**Rows:**
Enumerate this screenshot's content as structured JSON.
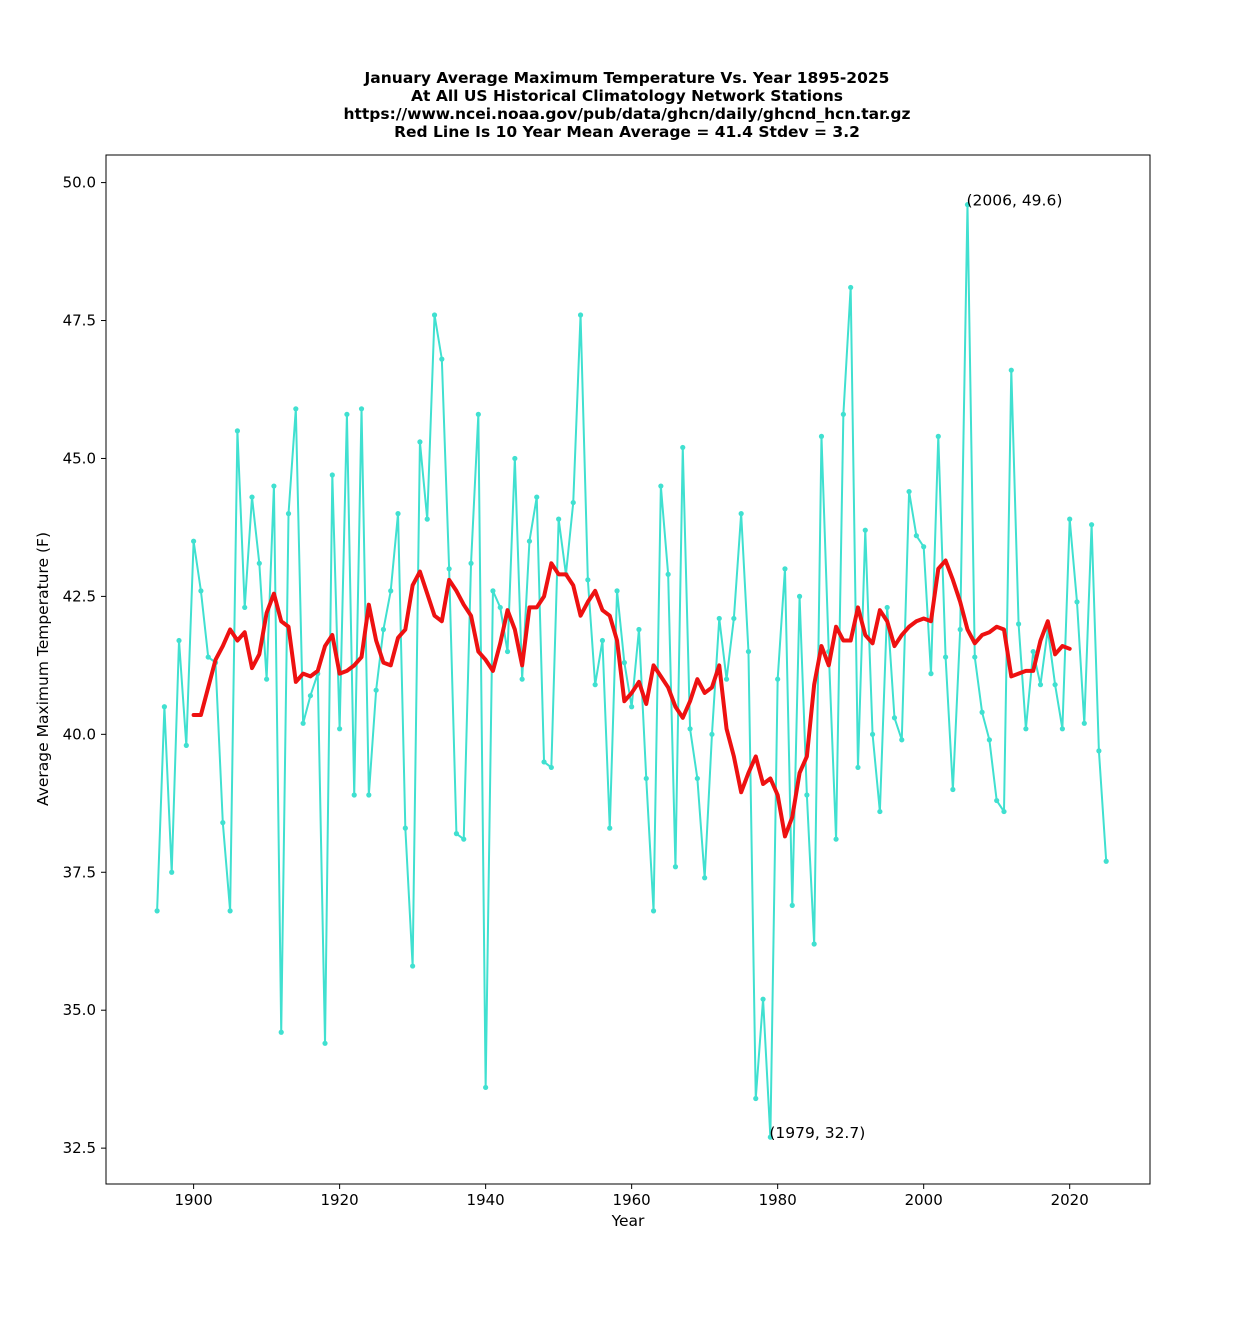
{
  "chart_data": {
    "type": "line",
    "title_lines": [
      "January Average Maximum Temperature Vs. Year 1895-2025",
      "At All US Historical Climatology Network Stations",
      "https://www.ncei.noaa.gov/pub/data/ghcn/daily/ghcnd_hcn.tar.gz",
      "Red Line Is 10 Year Mean  Average = 41.4 Stdev = 3.2"
    ],
    "xlabel": "Year",
    "ylabel": "Average Maximum Temperature (F)",
    "xlim": [
      1888,
      2031
    ],
    "ylim": [
      31.85,
      50.5
    ],
    "xticks": [
      1900,
      1920,
      1940,
      1960,
      1980,
      2000,
      2020
    ],
    "yticks": [
      32.5,
      35.0,
      37.5,
      40.0,
      42.5,
      45.0,
      47.5,
      50.0
    ],
    "grid": false,
    "colors": {
      "annual": "#40e0d0",
      "mean": "#ee1111"
    },
    "series": [
      {
        "x_start": 1895,
        "values": [
          36.8,
          40.5,
          37.5,
          41.7,
          39.8,
          43.5,
          42.6,
          41.4,
          41.3,
          38.4,
          36.8,
          45.5,
          42.3,
          44.3,
          43.1,
          41.0,
          44.5,
          34.6,
          44.0,
          45.9,
          40.2,
          40.7,
          41.1,
          34.4,
          44.7,
          40.1,
          45.8,
          38.9,
          45.9,
          38.9,
          40.8,
          41.9,
          42.6,
          44.0,
          38.3,
          35.8,
          45.3,
          43.9,
          47.6,
          46.8,
          43.0,
          38.2,
          38.1,
          43.1,
          45.8,
          33.6,
          42.6,
          42.3,
          41.5,
          45.0,
          41.0,
          43.5,
          44.3,
          39.5,
          39.4,
          43.9,
          42.9,
          44.2,
          47.6,
          42.8,
          40.9,
          41.7,
          38.3,
          42.6,
          41.3,
          40.5,
          41.9,
          39.2,
          36.8,
          44.5,
          42.9,
          37.6,
          45.2,
          40.1,
          39.2,
          37.4,
          40.0,
          42.1,
          41.0,
          42.1,
          44.0,
          41.5,
          33.4,
          35.2,
          32.7,
          41.0,
          43.0,
          36.9,
          42.5,
          38.9,
          36.2,
          45.4,
          41.5,
          38.1,
          45.8,
          48.1,
          39.4,
          43.7,
          40.0,
          38.6,
          42.3,
          40.3,
          39.9,
          44.4,
          43.6,
          43.4,
          41.1,
          45.4,
          41.4,
          39.0,
          41.9,
          49.6,
          41.4,
          40.4,
          39.9,
          38.8,
          38.6,
          46.6,
          42.0,
          40.1,
          41.5,
          40.9,
          41.9,
          40.9,
          40.1,
          43.9,
          42.4,
          40.2,
          43.8,
          39.7,
          37.7
        ]
      },
      {
        "x_start": 1900,
        "values": [
          40.35,
          40.35,
          40.85,
          41.35,
          41.6,
          41.9,
          41.7,
          41.85,
          41.2,
          41.45,
          42.2,
          42.55,
          42.05,
          41.95,
          40.95,
          41.1,
          41.05,
          41.15,
          41.6,
          41.8,
          41.1,
          41.15,
          41.25,
          41.4,
          42.35,
          41.7,
          41.3,
          41.25,
          41.75,
          41.9,
          42.7,
          42.95,
          42.55,
          42.15,
          42.05,
          42.8,
          42.6,
          42.35,
          42.15,
          41.5,
          41.35,
          41.15,
          41.65,
          42.25,
          41.9,
          41.25,
          42.3,
          42.3,
          42.5,
          43.1,
          42.9,
          42.9,
          42.7,
          42.15,
          42.4,
          42.6,
          42.25,
          42.15,
          41.7,
          40.6,
          40.75,
          40.95,
          40.55,
          41.25,
          41.05,
          40.85,
          40.5,
          40.3,
          40.6,
          41.0,
          40.75,
          40.85,
          41.25,
          40.1,
          39.6,
          38.95,
          39.3,
          39.6,
          39.1,
          39.2,
          38.9,
          38.15,
          38.5,
          39.3,
          39.6,
          40.9,
          41.6,
          41.25,
          41.95,
          41.7,
          41.7,
          42.3,
          41.8,
          41.65,
          42.25,
          42.05,
          41.6,
          41.8,
          41.95,
          42.05,
          42.1,
          42.05,
          43.0,
          43.15,
          42.8,
          42.4,
          41.9,
          41.65,
          41.8,
          41.85,
          41.95,
          41.9,
          41.05,
          41.1,
          41.15,
          41.15,
          41.7,
          42.05,
          41.45,
          41.6,
          41.55
        ]
      }
    ],
    "annotations": [
      {
        "text": "(2006, 49.6)",
        "x": 2006,
        "y": 49.6
      },
      {
        "text": "(1979, 32.7)",
        "x": 1979,
        "y": 32.7
      }
    ]
  }
}
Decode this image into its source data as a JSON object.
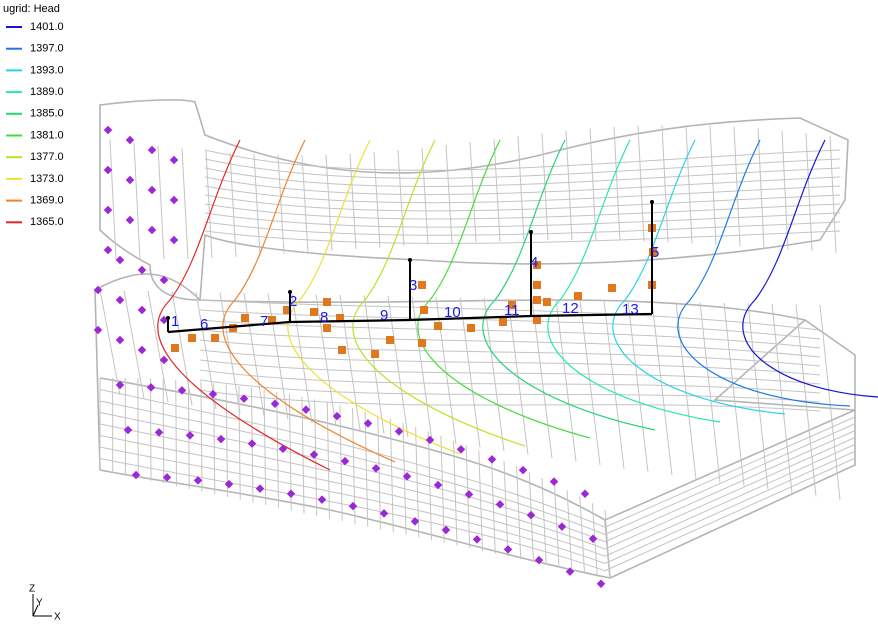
{
  "legend": {
    "title": "ugrid: Head",
    "entries": [
      {
        "label": "1401.0",
        "color": "#1414d2"
      },
      {
        "label": "1397.0",
        "color": "#1e78e6"
      },
      {
        "label": "1393.0",
        "color": "#28d2e6"
      },
      {
        "label": "1389.0",
        "color": "#28e6b4"
      },
      {
        "label": "1385.0",
        "color": "#28d278"
      },
      {
        "label": "1381.0",
        "color": "#46dc3c"
      },
      {
        "label": "1377.0",
        "color": "#b4e628"
      },
      {
        "label": "1373.0",
        "color": "#ebe132"
      },
      {
        "label": "1369.0",
        "color": "#f08228"
      },
      {
        "label": "1365.0",
        "color": "#e12828"
      }
    ]
  },
  "wells": [
    {
      "label": "1"
    },
    {
      "label": "2"
    },
    {
      "label": "3"
    },
    {
      "label": "4"
    },
    {
      "label": "5"
    },
    {
      "label": "6"
    },
    {
      "label": "7"
    },
    {
      "label": "8"
    },
    {
      "label": "9"
    },
    {
      "label": "10"
    },
    {
      "label": "11"
    },
    {
      "label": "12"
    },
    {
      "label": "13"
    }
  ],
  "axes": {
    "z": "Z",
    "y": "Y",
    "x": "X"
  }
}
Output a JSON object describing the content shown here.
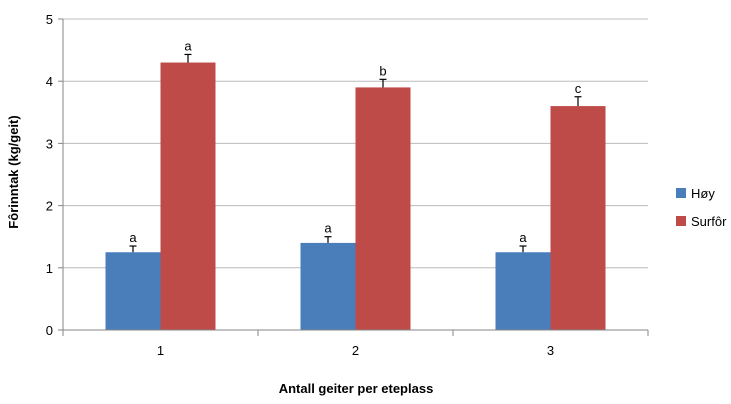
{
  "chart_data": {
    "type": "bar",
    "xlabel": "Antall geiter per eteplass",
    "ylabel": "Fôrinntak (kg/geit)",
    "categories": [
      "1",
      "2",
      "3"
    ],
    "ylim": [
      0,
      5
    ],
    "yticks": [
      "0",
      "1",
      "2",
      "3",
      "4",
      "5"
    ],
    "grid": true,
    "legend_position": "right",
    "series": [
      {
        "name": "Høy",
        "color": "#4a7ebb",
        "values": [
          1.25,
          1.4,
          1.25
        ],
        "errors": [
          0.1,
          0.1,
          0.1
        ],
        "labels": [
          "a",
          "a",
          "a"
        ]
      },
      {
        "name": "Surfôr",
        "color": "#be4b48",
        "values": [
          4.3,
          3.9,
          3.6
        ],
        "errors": [
          0.13,
          0.13,
          0.15
        ],
        "labels": [
          "a",
          "b",
          "c"
        ]
      }
    ]
  }
}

**What needs to be done:** Every line of the records that includes the word "Average" should be gathered.

**Response to the exercise:**
      "January Average Maximum Temperature Vs. Year 1895-2025",
      "Red Line Is 10 Year Mean  Average = 41.4 Stdev = 3.2"
    "ylabel": "Average Maximum Temperature (F)",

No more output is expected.